-- BEGIN DATA PROVIDED --

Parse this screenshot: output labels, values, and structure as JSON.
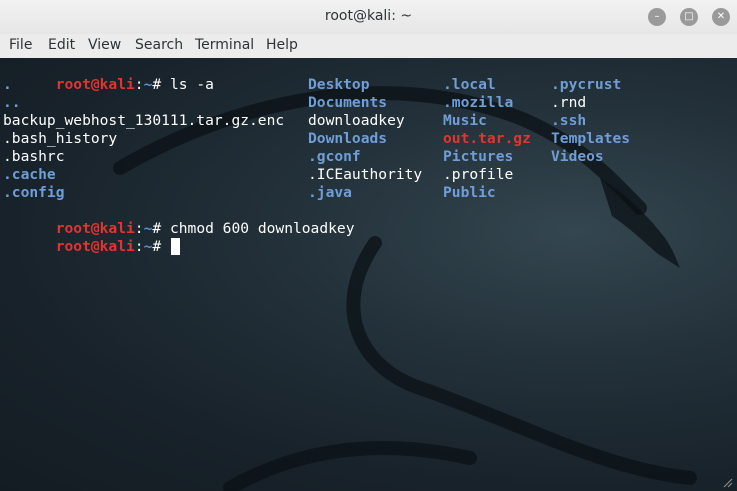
{
  "window": {
    "title": "root@kali: ~",
    "buttons": {
      "minimize": "–",
      "maximize": "□",
      "close": "✕"
    }
  },
  "menu": {
    "items": [
      "File",
      "Edit",
      "View",
      "Search",
      "Terminal",
      "Help"
    ]
  },
  "colors": {
    "prompt_user": "#e3342f",
    "prompt_path": "#5a8fd1",
    "directory": "#6f9ed8",
    "archive": "#e3342f",
    "text": "#ffffff"
  },
  "terminal": {
    "prompt": {
      "user": "root@kali",
      "sep": ":",
      "path": "~",
      "suffix": "# "
    },
    "commands": [
      "ls -a",
      "chmod 600 downloadkey",
      ""
    ],
    "ls": {
      "col1": [
        {
          "text": ".",
          "type": "dir"
        },
        {
          "text": "..",
          "type": "dir"
        },
        {
          "text": "backup_webhost_130111.tar.gz.enc",
          "type": "file"
        },
        {
          "text": ".bash_history",
          "type": "file"
        },
        {
          "text": ".bashrc",
          "type": "file"
        },
        {
          "text": ".cache",
          "type": "dir"
        },
        {
          "text": ".config",
          "type": "dir"
        }
      ],
      "col2": [
        {
          "text": "Desktop",
          "type": "dir"
        },
        {
          "text": "Documents",
          "type": "dir"
        },
        {
          "text": "downloadkey",
          "type": "file"
        },
        {
          "text": "Downloads",
          "type": "dir"
        },
        {
          "text": ".gconf",
          "type": "dir"
        },
        {
          "text": ".ICEauthority",
          "type": "file"
        },
        {
          "text": ".java",
          "type": "dir"
        }
      ],
      "col3": [
        {
          "text": ".local",
          "type": "dir"
        },
        {
          "text": ".mozilla",
          "type": "dir"
        },
        {
          "text": "Music",
          "type": "dir"
        },
        {
          "text": "out.tar.gz",
          "type": "archive"
        },
        {
          "text": "Pictures",
          "type": "dir"
        },
        {
          "text": ".profile",
          "type": "file"
        },
        {
          "text": "Public",
          "type": "dir"
        }
      ],
      "col4": [
        {
          "text": ".pycrust",
          "type": "dir"
        },
        {
          "text": ".rnd",
          "type": "file"
        },
        {
          "text": ".ssh",
          "type": "dir"
        },
        {
          "text": "Templates",
          "type": "dir"
        },
        {
          "text": "Videos",
          "type": "dir"
        }
      ]
    }
  }
}
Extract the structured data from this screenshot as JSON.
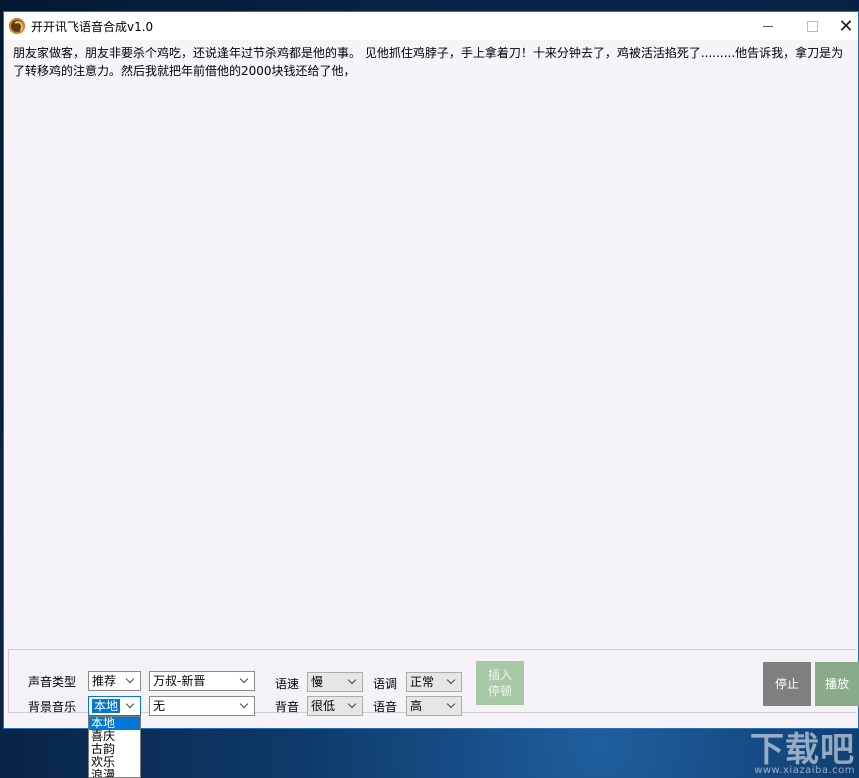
{
  "window": {
    "title": "开开讯飞语音合成v1.0"
  },
  "editor": {
    "text": "朋友家做客，朋友非要杀个鸡吃，还说逢年过节杀鸡都是他的事。 见他抓住鸡脖子，手上拿着刀！十来分钟去了，鸡被活活掐死了.........他告诉我，拿刀是为了转移鸡的注意力。然后我就把年前借他的2000块钱还给了他，"
  },
  "controls": {
    "voice_type_label": "声音类型",
    "voice_category": "推荐",
    "voice_name": "万叔-新晋",
    "bg_music_label": "背景音乐",
    "bg_music_source": "本地",
    "bg_music_track": "无",
    "speed_label": "语速",
    "speed_value": "慢",
    "bg_volume_label": "背音",
    "bg_volume_value": "很低",
    "pitch_label": "语调",
    "pitch_value": "正常",
    "volume_label": "语音",
    "volume_value": "高",
    "insert_pause_line1": "插入",
    "insert_pause_line2": "停顿",
    "stop_label": "停止",
    "play_label": "播放"
  },
  "bg_music_dropdown": {
    "options": [
      "本地",
      "喜庆",
      "古韵",
      "欢乐",
      "浪漫"
    ],
    "selected": "本地"
  },
  "watermark": {
    "text": "下载吧",
    "url": "www.xiazaiba.com"
  }
}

-- END DATA PROVIDED --

GIVEN PROBLEM: Pictures stay out; repeat all the rest of the records exactly.

EXERCISE SOLUTION:
Parse this screenshot: output labels, values, and structure as JSON.
{
  "window": {
    "title": "root@kali: ~",
    "buttons": {
      "minimize": "–",
      "maximize": "□",
      "close": "✕"
    }
  },
  "menu": {
    "items": [
      "File",
      "Edit",
      "View",
      "Search",
      "Terminal",
      "Help"
    ]
  },
  "colors": {
    "prompt_user": "#e3342f",
    "prompt_path": "#5a8fd1",
    "directory": "#6f9ed8",
    "archive": "#e3342f",
    "text": "#ffffff"
  },
  "terminal": {
    "prompt": {
      "user": "root@kali",
      "sep": ":",
      "path": "~",
      "suffix": "# "
    },
    "commands": [
      "ls -a",
      "chmod 600 downloadkey",
      ""
    ],
    "ls": {
      "col1": [
        {
          "text": ".",
          "type": "dir"
        },
        {
          "text": "..",
          "type": "dir"
        },
        {
          "text": "backup_webhost_130111.tar.gz.enc",
          "type": "file"
        },
        {
          "text": ".bash_history",
          "type": "file"
        },
        {
          "text": ".bashrc",
          "type": "file"
        },
        {
          "text": ".cache",
          "type": "dir"
        },
        {
          "text": ".config",
          "type": "dir"
        }
      ],
      "col2": [
        {
          "text": "Desktop",
          "type": "dir"
        },
        {
          "text": "Documents",
          "type": "dir"
        },
        {
          "text": "downloadkey",
          "type": "file"
        },
        {
          "text": "Downloads",
          "type": "dir"
        },
        {
          "text": ".gconf",
          "type": "dir"
        },
        {
          "text": ".ICEauthority",
          "type": "file"
        },
        {
          "text": ".java",
          "type": "dir"
        }
      ],
      "col3": [
        {
          "text": ".local",
          "type": "dir"
        },
        {
          "text": ".mozilla",
          "type": "dir"
        },
        {
          "text": "Music",
          "type": "dir"
        },
        {
          "text": "out.tar.gz",
          "type": "archive"
        },
        {
          "text": "Pictures",
          "type": "dir"
        },
        {
          "text": ".profile",
          "type": "file"
        },
        {
          "text": "Public",
          "type": "dir"
        }
      ],
      "col4": [
        {
          "text": ".pycrust",
          "type": "dir"
        },
        {
          "text": ".rnd",
          "type": "file"
        },
        {
          "text": ".ssh",
          "type": "dir"
        },
        {
          "text": "Templates",
          "type": "dir"
        },
        {
          "text": "Videos",
          "type": "dir"
        }
      ]
    }
  }
}
Extract the structured data from this screenshot as JSON.
{
  "window": {
    "title": "开开讯飞语音合成v1.0"
  },
  "editor": {
    "text": "朋友家做客，朋友非要杀个鸡吃，还说逢年过节杀鸡都是他的事。 见他抓住鸡脖子，手上拿着刀！十来分钟去了，鸡被活活掐死了.........他告诉我，拿刀是为了转移鸡的注意力。然后我就把年前借他的2000块钱还给了他，"
  },
  "controls": {
    "voice_type_label": "声音类型",
    "voice_category": "推荐",
    "voice_name": "万叔-新晋",
    "bg_music_label": "背景音乐",
    "bg_music_source": "本地",
    "bg_music_track": "无",
    "speed_label": "语速",
    "speed_value": "慢",
    "bg_volume_label": "背音",
    "bg_volume_value": "很低",
    "pitch_label": "语调",
    "pitch_value": "正常",
    "volume_label": "语音",
    "volume_value": "高",
    "insert_pause_line1": "插入",
    "insert_pause_line2": "停顿",
    "stop_label": "停止",
    "play_label": "播放"
  },
  "bg_music_dropdown": {
    "options": [
      "本地",
      "喜庆",
      "古韵",
      "欢乐",
      "浪漫"
    ],
    "selected": "本地"
  },
  "watermark": {
    "text": "下载吧",
    "url": "www.xiazaiba.com"
  }
}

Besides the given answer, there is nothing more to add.